> [The problem]
Within the material below, find each line bearing the word "against" and present it.

Dataset items
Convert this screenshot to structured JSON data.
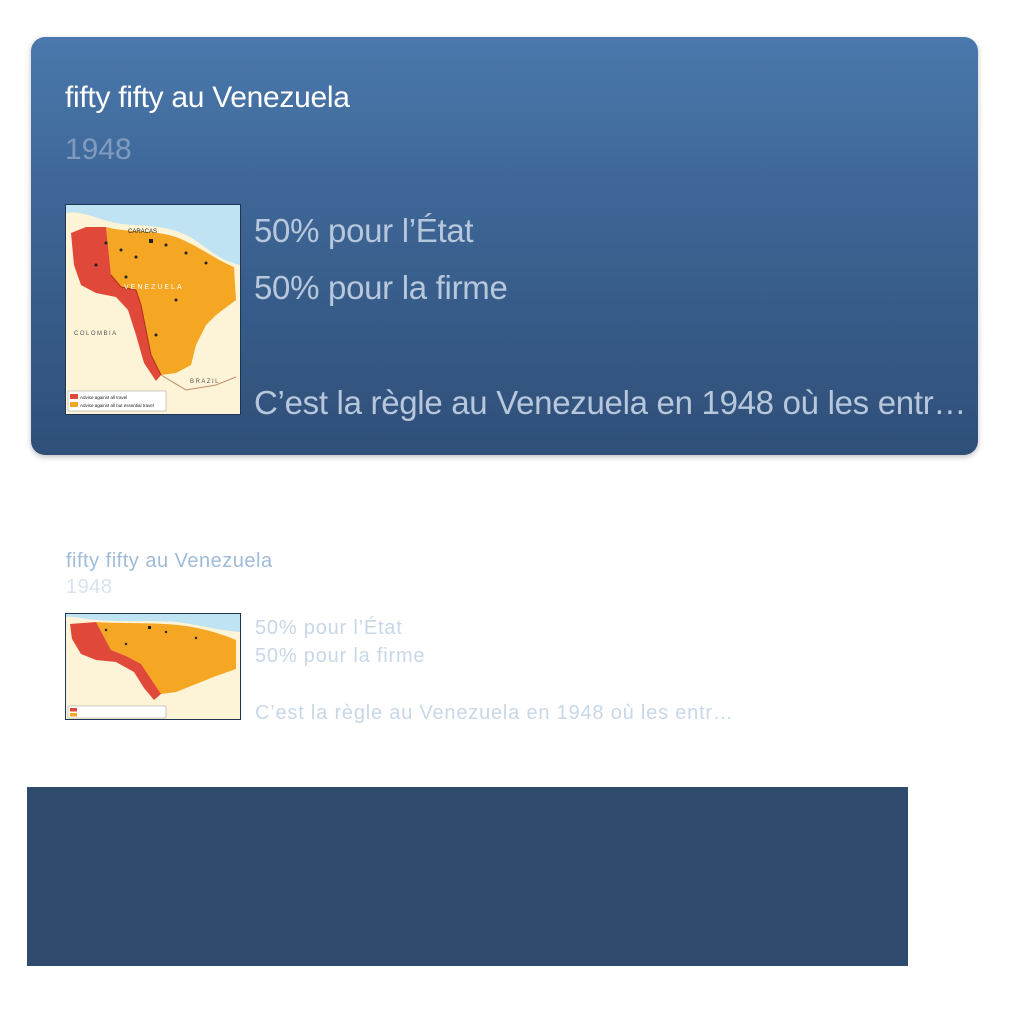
{
  "card": {
    "title": "fifty fifty au Venezuela",
    "year": "1948",
    "lines": [
      "50% pour l’État",
      "50% pour la firme",
      "C’est la règle au Venezuela en 1948 où les entr…"
    ],
    "map": {
      "labels": [
        "CARACAS",
        "VENEZUELA",
        "COLOMBIA",
        "BRAZIL"
      ],
      "legend": [
        "Advise against all travel",
        "Advise against all but essential travel"
      ],
      "colors": {
        "red_zone": "#e0483a",
        "orange_zone": "#f5a623",
        "sea": "#bfe3f2",
        "land": "#fdf3d6"
      }
    }
  },
  "preview": {
    "title": "fifty fifty au Venezuela",
    "year": "1948",
    "lines": [
      "50% pour l’État",
      "50% pour la firme",
      "C’est la règle au Venezuela en 1948 où les entr…"
    ]
  },
  "colors": {
    "card_top": "#4a78ac",
    "card_bottom": "#2f4f78",
    "bottom_block": "#2e4b6d"
  }
}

> [Response to this task]
        "Advise against all travel",
        "Advise against all but essential travel"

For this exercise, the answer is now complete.